> [Requirements] Look through the data below. Show each line where the string "Lack" occurs.

● ● ● ●

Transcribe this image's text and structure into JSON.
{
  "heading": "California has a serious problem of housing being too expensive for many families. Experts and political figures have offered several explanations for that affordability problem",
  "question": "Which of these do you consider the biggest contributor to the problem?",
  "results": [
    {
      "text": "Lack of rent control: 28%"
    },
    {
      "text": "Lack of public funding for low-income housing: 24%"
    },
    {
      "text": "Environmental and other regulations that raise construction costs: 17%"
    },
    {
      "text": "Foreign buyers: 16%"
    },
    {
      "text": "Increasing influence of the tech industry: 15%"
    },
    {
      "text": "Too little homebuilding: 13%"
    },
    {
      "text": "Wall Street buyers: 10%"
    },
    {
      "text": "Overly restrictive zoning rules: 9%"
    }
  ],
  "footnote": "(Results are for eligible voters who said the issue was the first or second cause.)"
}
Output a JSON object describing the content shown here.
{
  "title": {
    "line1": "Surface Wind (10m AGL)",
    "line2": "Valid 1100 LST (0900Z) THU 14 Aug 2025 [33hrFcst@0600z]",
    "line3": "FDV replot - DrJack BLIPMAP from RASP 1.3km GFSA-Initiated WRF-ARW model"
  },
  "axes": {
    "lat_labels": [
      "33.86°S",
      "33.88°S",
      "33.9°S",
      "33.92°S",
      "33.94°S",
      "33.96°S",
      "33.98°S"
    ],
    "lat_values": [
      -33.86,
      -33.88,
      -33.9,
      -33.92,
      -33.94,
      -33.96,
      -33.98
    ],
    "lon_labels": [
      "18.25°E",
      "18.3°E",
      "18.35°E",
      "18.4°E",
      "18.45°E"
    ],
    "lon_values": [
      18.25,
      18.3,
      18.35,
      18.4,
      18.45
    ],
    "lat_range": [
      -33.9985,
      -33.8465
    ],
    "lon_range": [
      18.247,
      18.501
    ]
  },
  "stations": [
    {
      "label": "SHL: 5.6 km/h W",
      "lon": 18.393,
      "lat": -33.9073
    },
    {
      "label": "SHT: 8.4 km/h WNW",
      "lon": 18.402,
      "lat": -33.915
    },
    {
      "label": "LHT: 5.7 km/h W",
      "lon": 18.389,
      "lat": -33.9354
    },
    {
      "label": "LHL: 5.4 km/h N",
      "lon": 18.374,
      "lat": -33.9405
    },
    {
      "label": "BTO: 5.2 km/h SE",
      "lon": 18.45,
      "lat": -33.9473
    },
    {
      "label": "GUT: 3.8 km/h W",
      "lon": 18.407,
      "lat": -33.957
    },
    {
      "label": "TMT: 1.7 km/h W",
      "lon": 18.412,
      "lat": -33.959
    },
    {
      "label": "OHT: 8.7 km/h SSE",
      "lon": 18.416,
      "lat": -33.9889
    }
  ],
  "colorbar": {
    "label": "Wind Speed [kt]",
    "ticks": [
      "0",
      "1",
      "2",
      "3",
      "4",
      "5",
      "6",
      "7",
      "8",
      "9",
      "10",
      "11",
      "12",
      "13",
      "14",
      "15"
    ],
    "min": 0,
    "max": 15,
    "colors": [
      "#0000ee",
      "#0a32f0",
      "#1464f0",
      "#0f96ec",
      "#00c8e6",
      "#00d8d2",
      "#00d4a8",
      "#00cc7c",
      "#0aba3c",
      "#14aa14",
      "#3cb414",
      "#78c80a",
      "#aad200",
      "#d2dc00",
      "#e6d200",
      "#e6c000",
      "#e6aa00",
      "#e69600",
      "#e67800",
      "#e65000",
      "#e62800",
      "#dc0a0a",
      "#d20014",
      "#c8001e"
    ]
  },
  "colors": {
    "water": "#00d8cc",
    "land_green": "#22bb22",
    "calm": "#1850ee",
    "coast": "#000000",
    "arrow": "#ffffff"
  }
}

● ● ● ●

> [Answer]
      "text": "Lack of rent control: 28%"
      "text": "Lack of public funding for low-income housing: 24%"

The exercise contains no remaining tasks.